■ WHAT YOU WILL DO ■
Copy the data below exactly.

□ □ □

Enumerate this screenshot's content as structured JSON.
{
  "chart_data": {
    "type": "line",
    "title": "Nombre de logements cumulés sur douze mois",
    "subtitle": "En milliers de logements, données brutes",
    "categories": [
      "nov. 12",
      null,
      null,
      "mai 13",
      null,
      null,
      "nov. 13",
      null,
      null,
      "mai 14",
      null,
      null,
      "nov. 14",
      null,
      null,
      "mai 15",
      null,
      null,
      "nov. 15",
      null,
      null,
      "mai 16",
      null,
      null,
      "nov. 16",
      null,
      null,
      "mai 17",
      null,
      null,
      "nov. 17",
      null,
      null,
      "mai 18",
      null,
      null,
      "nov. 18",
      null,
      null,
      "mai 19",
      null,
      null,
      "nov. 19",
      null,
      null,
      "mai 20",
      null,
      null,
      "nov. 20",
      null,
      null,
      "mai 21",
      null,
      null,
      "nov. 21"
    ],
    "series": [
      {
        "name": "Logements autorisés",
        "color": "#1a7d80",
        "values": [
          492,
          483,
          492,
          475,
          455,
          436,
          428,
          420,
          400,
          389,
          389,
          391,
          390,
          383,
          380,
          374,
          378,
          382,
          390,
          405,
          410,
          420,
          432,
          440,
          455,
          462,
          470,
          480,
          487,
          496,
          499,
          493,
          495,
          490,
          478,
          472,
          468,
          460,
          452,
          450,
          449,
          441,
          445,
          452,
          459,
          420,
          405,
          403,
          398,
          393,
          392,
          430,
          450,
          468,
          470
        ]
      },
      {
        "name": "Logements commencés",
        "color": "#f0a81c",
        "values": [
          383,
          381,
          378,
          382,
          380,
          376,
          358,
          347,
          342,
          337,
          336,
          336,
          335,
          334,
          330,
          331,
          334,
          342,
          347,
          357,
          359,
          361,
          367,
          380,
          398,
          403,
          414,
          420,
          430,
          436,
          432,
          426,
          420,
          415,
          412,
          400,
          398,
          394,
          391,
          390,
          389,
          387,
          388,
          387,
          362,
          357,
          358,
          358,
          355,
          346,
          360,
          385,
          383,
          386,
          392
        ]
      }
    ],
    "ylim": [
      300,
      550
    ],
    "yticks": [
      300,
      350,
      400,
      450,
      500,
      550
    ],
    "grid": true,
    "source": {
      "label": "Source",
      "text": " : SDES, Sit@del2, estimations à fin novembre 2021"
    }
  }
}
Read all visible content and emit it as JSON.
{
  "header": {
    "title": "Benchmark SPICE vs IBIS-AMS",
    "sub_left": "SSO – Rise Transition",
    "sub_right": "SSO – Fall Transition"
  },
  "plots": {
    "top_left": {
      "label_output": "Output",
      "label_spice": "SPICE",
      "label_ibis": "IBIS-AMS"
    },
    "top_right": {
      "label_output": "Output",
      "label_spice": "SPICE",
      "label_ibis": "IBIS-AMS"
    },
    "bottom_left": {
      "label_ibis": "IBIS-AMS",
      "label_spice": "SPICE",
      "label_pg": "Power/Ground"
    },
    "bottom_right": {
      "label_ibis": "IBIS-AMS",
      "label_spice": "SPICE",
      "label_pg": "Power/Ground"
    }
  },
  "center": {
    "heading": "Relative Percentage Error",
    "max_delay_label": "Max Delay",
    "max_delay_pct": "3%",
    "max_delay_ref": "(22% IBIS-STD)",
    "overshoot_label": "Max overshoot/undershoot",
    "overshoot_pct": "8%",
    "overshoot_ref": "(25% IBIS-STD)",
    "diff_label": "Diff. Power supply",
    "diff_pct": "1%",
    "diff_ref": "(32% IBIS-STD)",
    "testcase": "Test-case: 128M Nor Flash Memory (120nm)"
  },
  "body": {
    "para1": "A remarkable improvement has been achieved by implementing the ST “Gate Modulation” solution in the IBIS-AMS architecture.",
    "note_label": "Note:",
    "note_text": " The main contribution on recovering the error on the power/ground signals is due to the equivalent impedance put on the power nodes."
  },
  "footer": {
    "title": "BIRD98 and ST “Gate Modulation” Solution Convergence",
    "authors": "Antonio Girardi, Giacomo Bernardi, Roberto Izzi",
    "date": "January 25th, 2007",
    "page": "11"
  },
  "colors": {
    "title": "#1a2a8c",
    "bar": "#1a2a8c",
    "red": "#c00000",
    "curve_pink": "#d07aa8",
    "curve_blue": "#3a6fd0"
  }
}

□ □ □

■ OUTPUT FOR THIS TASK ■
Enumerate this screenshot's content as structured JSON.
{
  "chart_data": {
    "type": "line",
    "title": "Nombre de logements cumulés sur douze mois",
    "subtitle": "En milliers de logements, données brutes",
    "categories": [
      "nov. 12",
      null,
      null,
      "mai 13",
      null,
      null,
      "nov. 13",
      null,
      null,
      "mai 14",
      null,
      null,
      "nov. 14",
      null,
      null,
      "mai 15",
      null,
      null,
      "nov. 15",
      null,
      null,
      "mai 16",
      null,
      null,
      "nov. 16",
      null,
      null,
      "mai 17",
      null,
      null,
      "nov. 17",
      null,
      null,
      "mai 18",
      null,
      null,
      "nov. 18",
      null,
      null,
      "mai 19",
      null,
      null,
      "nov. 19",
      null,
      null,
      "mai 20",
      null,
      null,
      "nov. 20",
      null,
      null,
      "mai 21",
      null,
      null,
      "nov. 21"
    ],
    "series": [
      {
        "name": "Logements autorisés",
        "color": "#1a7d80",
        "values": [
          492,
          483,
          492,
          475,
          455,
          436,
          428,
          420,
          400,
          389,
          389,
          391,
          390,
          383,
          380,
          374,
          378,
          382,
          390,
          405,
          410,
          420,
          432,
          440,
          455,
          462,
          470,
          480,
          487,
          496,
          499,
          493,
          495,
          490,
          478,
          472,
          468,
          460,
          452,
          450,
          449,
          441,
          445,
          452,
          459,
          420,
          405,
          403,
          398,
          393,
          392,
          430,
          450,
          468,
          470
        ]
      },
      {
        "name": "Logements commencés",
        "color": "#f0a81c",
        "values": [
          383,
          381,
          378,
          382,
          380,
          376,
          358,
          347,
          342,
          337,
          336,
          336,
          335,
          334,
          330,
          331,
          334,
          342,
          347,
          357,
          359,
          361,
          367,
          380,
          398,
          403,
          414,
          420,
          430,
          436,
          432,
          426,
          420,
          415,
          412,
          400,
          398,
          394,
          391,
          390,
          389,
          387,
          388,
          387,
          362,
          357,
          358,
          358,
          355,
          346,
          360,
          385,
          383,
          386,
          392
        ]
      }
    ],
    "ylim": [
      300,
      550
    ],
    "yticks": [
      300,
      350,
      400,
      450,
      500,
      550
    ],
    "grid": true,
    "source": {
      "label": "Source",
      "text": " : SDES, Sit@del2, estimations à fin novembre 2021"
    }
  }
}
Read all visible content and emit it as JSON.
{
  "header": {
    "title": "Benchmark SPICE vs IBIS-AMS",
    "sub_left": "SSO – Rise Transition",
    "sub_right": "SSO – Fall Transition"
  },
  "plots": {
    "top_left": {
      "label_output": "Output",
      "label_spice": "SPICE",
      "label_ibis": "IBIS-AMS"
    },
    "top_right": {
      "label_output": "Output",
      "label_spice": "SPICE",
      "label_ibis": "IBIS-AMS"
    },
    "bottom_left": {
      "label_ibis": "IBIS-AMS",
      "label_spice": "SPICE",
      "label_pg": "Power/Ground"
    },
    "bottom_right": {
      "label_ibis": "IBIS-AMS",
      "label_spice": "SPICE",
      "label_pg": "Power/Ground"
    }
  },
  "center": {
    "heading": "Relative Percentage Error",
    "max_delay_label": "Max Delay",
    "max_delay_pct": "3%",
    "max_delay_ref": "(22% IBIS-STD)",
    "overshoot_label": "Max overshoot/undershoot",
    "overshoot_pct": "8%",
    "overshoot_ref": "(25% IBIS-STD)",
    "diff_label": "Diff. Power supply",
    "diff_pct": "1%",
    "diff_ref": "(32% IBIS-STD)",
    "testcase": "Test-case: 128M Nor Flash Memory (120nm)"
  },
  "body": {
    "para1": "A remarkable improvement has been achieved by implementing the ST “Gate Modulation” solution in the IBIS-AMS architecture.",
    "note_label": "Note:",
    "note_text": " The main contribution on recovering the error on the power/ground signals is due to the equivalent impedance put on the power nodes."
  },
  "footer": {
    "title": "BIRD98 and ST “Gate Modulation” Solution Convergence",
    "authors": "Antonio Girardi, Giacomo Bernardi, Roberto Izzi",
    "date": "January 25th, 2007",
    "page": "11"
  },
  "colors": {
    "title": "#1a2a8c",
    "bar": "#1a2a8c",
    "red": "#c00000",
    "curve_pink": "#d07aa8",
    "curve_blue": "#3a6fd0"
  }
}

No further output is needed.